> [Task] The entries below are to be repeated exactly as they stand.

##########

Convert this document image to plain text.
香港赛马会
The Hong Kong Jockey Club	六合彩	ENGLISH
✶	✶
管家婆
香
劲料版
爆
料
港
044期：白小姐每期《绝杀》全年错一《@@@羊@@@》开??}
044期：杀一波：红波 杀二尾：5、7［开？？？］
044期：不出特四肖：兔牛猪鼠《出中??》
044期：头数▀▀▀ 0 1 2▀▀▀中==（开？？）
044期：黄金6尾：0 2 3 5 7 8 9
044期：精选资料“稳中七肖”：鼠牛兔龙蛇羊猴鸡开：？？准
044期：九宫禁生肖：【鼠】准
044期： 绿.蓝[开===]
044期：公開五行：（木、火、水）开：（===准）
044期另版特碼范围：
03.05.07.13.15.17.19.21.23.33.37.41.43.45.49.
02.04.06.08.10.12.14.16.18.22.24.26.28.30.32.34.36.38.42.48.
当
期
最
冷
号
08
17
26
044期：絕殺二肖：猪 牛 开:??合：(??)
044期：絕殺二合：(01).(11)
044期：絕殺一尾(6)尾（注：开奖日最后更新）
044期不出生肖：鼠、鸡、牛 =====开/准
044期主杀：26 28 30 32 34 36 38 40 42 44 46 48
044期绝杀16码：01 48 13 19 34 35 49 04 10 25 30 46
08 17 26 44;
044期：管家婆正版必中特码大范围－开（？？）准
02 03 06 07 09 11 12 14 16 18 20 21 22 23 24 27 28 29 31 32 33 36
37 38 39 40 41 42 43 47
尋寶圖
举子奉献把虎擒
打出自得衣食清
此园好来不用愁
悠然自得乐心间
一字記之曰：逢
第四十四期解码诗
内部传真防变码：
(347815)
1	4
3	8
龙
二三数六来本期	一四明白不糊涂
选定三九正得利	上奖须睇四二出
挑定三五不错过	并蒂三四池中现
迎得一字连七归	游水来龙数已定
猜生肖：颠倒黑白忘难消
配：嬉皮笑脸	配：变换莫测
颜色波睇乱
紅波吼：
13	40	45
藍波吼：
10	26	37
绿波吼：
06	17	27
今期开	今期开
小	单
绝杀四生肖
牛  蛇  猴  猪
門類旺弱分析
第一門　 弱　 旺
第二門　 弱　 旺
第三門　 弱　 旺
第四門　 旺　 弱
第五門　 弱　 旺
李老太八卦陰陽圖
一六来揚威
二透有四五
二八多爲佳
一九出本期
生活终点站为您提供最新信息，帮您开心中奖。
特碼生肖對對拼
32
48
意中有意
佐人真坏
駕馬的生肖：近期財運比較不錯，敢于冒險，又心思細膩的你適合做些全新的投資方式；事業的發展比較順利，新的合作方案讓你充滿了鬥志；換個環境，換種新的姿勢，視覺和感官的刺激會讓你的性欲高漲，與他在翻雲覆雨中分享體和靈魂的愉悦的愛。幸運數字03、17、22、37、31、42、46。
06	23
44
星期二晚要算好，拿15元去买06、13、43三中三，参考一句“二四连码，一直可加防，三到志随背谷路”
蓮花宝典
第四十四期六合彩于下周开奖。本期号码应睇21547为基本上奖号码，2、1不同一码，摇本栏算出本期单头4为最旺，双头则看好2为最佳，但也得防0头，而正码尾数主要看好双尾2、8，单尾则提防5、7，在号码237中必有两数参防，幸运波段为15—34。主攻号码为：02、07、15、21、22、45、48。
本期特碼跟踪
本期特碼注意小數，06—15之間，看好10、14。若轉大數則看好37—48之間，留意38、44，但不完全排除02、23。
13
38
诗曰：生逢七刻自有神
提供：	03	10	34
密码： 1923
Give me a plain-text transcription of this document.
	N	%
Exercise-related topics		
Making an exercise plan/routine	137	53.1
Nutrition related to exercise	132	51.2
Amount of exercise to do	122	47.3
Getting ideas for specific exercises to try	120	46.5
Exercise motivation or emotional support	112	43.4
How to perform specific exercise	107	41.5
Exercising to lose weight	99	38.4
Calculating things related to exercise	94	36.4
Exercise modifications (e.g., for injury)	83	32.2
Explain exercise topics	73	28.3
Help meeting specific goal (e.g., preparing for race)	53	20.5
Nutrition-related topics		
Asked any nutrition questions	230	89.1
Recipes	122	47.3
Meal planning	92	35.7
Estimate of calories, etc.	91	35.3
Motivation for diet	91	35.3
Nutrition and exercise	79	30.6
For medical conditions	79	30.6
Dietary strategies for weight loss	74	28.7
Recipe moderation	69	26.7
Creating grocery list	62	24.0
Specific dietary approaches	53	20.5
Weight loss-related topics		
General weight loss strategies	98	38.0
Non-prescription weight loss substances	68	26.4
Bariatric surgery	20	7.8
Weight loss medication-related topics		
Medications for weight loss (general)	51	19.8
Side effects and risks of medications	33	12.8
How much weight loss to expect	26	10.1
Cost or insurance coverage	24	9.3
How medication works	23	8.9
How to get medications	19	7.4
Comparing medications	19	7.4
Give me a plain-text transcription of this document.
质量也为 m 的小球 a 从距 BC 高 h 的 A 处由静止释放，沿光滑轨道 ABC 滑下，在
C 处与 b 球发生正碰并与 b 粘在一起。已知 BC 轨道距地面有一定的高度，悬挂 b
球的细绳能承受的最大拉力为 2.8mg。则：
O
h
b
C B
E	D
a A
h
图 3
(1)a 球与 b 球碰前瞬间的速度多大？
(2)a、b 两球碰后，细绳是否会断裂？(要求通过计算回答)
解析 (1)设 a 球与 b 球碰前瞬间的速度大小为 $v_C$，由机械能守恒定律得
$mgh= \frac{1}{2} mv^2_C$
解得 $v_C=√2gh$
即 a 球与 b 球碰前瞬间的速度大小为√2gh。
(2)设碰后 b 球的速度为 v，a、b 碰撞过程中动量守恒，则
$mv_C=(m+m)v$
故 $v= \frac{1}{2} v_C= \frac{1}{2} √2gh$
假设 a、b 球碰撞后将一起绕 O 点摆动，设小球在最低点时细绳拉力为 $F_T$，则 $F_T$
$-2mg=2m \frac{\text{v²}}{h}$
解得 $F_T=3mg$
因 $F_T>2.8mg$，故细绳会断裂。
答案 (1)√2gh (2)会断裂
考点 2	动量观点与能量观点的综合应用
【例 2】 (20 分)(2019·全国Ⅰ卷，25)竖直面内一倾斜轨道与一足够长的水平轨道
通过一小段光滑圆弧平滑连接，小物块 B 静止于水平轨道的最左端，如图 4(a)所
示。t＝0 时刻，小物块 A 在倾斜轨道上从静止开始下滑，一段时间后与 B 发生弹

##########

> [Response to the exercise]
Convert this document image to plain text.
香港赛马会
The Hong Kong Jockey Club	六合彩	ENGLISH
✶	✶
管家婆
香
劲料版
爆
料
港
044期：白小姐每期《绝杀》全年错一《@@@羊@@@》开??}
044期：杀一波：红波 杀二尾：5、7［开？？？］
044期：不出特四肖：兔牛猪鼠《出中??》
044期：头数▀▀▀ 0 1 2▀▀▀中==（开？？）
044期：黄金6尾：0 2 3 5 7 8 9
044期：精选资料“稳中七肖”：鼠牛兔龙蛇羊猴鸡开：？？准
044期：九宫禁生肖：【鼠】准
044期： 绿.蓝[开===]
044期：公開五行：（木、火、水）开：（===准）
044期另版特碼范围：
03.05.07.13.15.17.19.21.23.33.37.41.43.45.49.
02.04.06.08.10.12.14.16.18.22.24.26.28.30.32.34.36.38.42.48.
当
期
最
冷
号
08
17
26
044期：絕殺二肖：猪 牛 开:??合：(??)
044期：絕殺二合：(01).(11)
044期：絕殺一尾(6)尾（注：开奖日最后更新）
044期不出生肖：鼠、鸡、牛 =====开/准
044期主杀：26 28 30 32 34 36 38 40 42 44 46 48
044期绝杀16码：01 48 13 19 34 35 49 04 10 25 30 46
08 17 26 44;
044期：管家婆正版必中特码大范围－开（？？）准
02 03 06 07 09 11 12 14 16 18 20 21 22 23 24 27 28 29 31 32 33 36
37 38 39 40 41 42 43 47
尋寶圖
举子奉献把虎擒
打出自得衣食清
此园好来不用愁
悠然自得乐心间
一字記之曰：逢
第四十四期解码诗
内部传真防变码：
(347815)
1	4
3	8
龙
二三数六来本期	一四明白不糊涂
选定三九正得利	上奖须睇四二出
挑定三五不错过	并蒂三四池中现
迎得一字连七归	游水来龙数已定
猜生肖：颠倒黑白忘难消
配：嬉皮笑脸	配：变换莫测
颜色波睇乱
紅波吼：
13	40	45
藍波吼：
10	26	37
绿波吼：
06	17	27
今期开	今期开
小	单
绝杀四生肖
牛  蛇  猴  猪
門類旺弱分析
第一門　 弱　 旺
第二門　 弱　 旺
第三門　 弱　 旺
第四門　 旺　 弱
第五門　 弱　 旺
李老太八卦陰陽圖
一六来揚威
二透有四五
二八多爲佳
一九出本期
生活终点站为您提供最新信息，帮您开心中奖。
特碼生肖對對拼
32
48
意中有意
佐人真坏
駕馬的生肖：近期財運比較不錯，敢于冒險，又心思細膩的你適合做些全新的投資方式；事業的發展比較順利，新的合作方案讓你充滿了鬥志；換個環境，換種新的姿勢，視覺和感官的刺激會讓你的性欲高漲，與他在翻雲覆雨中分享體和靈魂的愉悦的愛。幸運數字03、17、22、37、31、42、46。
06	23
44
星期二晚要算好，拿15元去买06、13、43三中三，参考一句“二四连码，一直可加防，三到志随背谷路”
蓮花宝典
第四十四期六合彩于下周开奖。本期号码应睇21547为基本上奖号码，2、1不同一码，摇本栏算出本期单头4为最旺，双头则看好2为最佳，但也得防0头，而正码尾数主要看好双尾2、8，单尾则提防5、7，在号码237中必有两数参防，幸运波段为15—34。主攻号码为：02、07、15、21、22、45、48。
本期特碼跟踪
本期特碼注意小數，06—15之間，看好10、14。若轉大數則看好37—48之間，留意38、44，但不完全排除02、23。
13
38
诗曰：生逢七刻自有神
提供：	03	10	34
密码： 1923
Give me a plain-text transcription of this document.
	N	%
Exercise-related topics		
Making an exercise plan/routine	137	53.1
Nutrition related to exercise	132	51.2
Amount of exercise to do	122	47.3
Getting ideas for specific exercises to try	120	46.5
Exercise motivation or emotional support	112	43.4
How to perform specific exercise	107	41.5
Exercising to lose weight	99	38.4
Calculating things related to exercise	94	36.4
Exercise modifications (e.g., for injury)	83	32.2
Explain exercise topics	73	28.3
Help meeting specific goal (e.g., preparing for race)	53	20.5
Nutrition-related topics		
Asked any nutrition questions	230	89.1
Recipes	122	47.3
Meal planning	92	35.7
Estimate of calories, etc.	91	35.3
Motivation for diet	91	35.3
Nutrition and exercise	79	30.6
For medical conditions	79	30.6
Dietary strategies for weight loss	74	28.7
Recipe moderation	69	26.7
Creating grocery list	62	24.0
Specific dietary approaches	53	20.5
Weight loss-related topics		
General weight loss strategies	98	38.0
Non-prescription weight loss substances	68	26.4
Bariatric surgery	20	7.8
Weight loss medication-related topics		
Medications for weight loss (general)	51	19.8
Side effects and risks of medications	33	12.8
How much weight loss to expect	26	10.1
Cost or insurance coverage	24	9.3
How medication works	23	8.9
How to get medications	19	7.4
Comparing medications	19	7.4
Give me a plain-text transcription of this document.
质量也为 m 的小球 a 从距 BC 高 h 的 A 处由静止释放，沿光滑轨道 ABC 滑下，在
C 处与 b 球发生正碰并与 b 粘在一起。已知 BC 轨道距地面有一定的高度，悬挂 b
球的细绳能承受的最大拉力为 2.8mg。则：
O
h
b
C B
E	D
a A
h
图 3
(1)a 球与 b 球碰前瞬间的速度多大？
(2)a、b 两球碰后，细绳是否会断裂？(要求通过计算回答)
解析 (1)设 a 球与 b 球碰前瞬间的速度大小为 $v_C$，由机械能守恒定律得
$mgh= \frac{1}{2} mv^2_C$
解得 $v_C=√2gh$
即 a 球与 b 球碰前瞬间的速度大小为√2gh。
(2)设碰后 b 球的速度为 v，a、b 碰撞过程中动量守恒，则
$mv_C=(m+m)v$
故 $v= \frac{1}{2} v_C= \frac{1}{2} √2gh$
假设 a、b 球碰撞后将一起绕 O 点摆动，设小球在最低点时细绳拉力为 $F_T$，则 $F_T$
$-2mg=2m \frac{\text{v²}}{h}$
解得 $F_T=3mg$
因 $F_T>2.8mg$，故细绳会断裂。
答案 (1)√2gh (2)会断裂
考点 2	动量观点与能量观点的综合应用
【例 2】 (20 分)(2019·全国Ⅰ卷，25)竖直面内一倾斜轨道与一足够长的水平轨道
通过一小段光滑圆弧平滑连接，小物块 B 静止于水平轨道的最左端，如图 4(a)所
示。t＝0 时刻，小物块 A 在倾斜轨道上从静止开始下滑，一段时间后与 B 发生弹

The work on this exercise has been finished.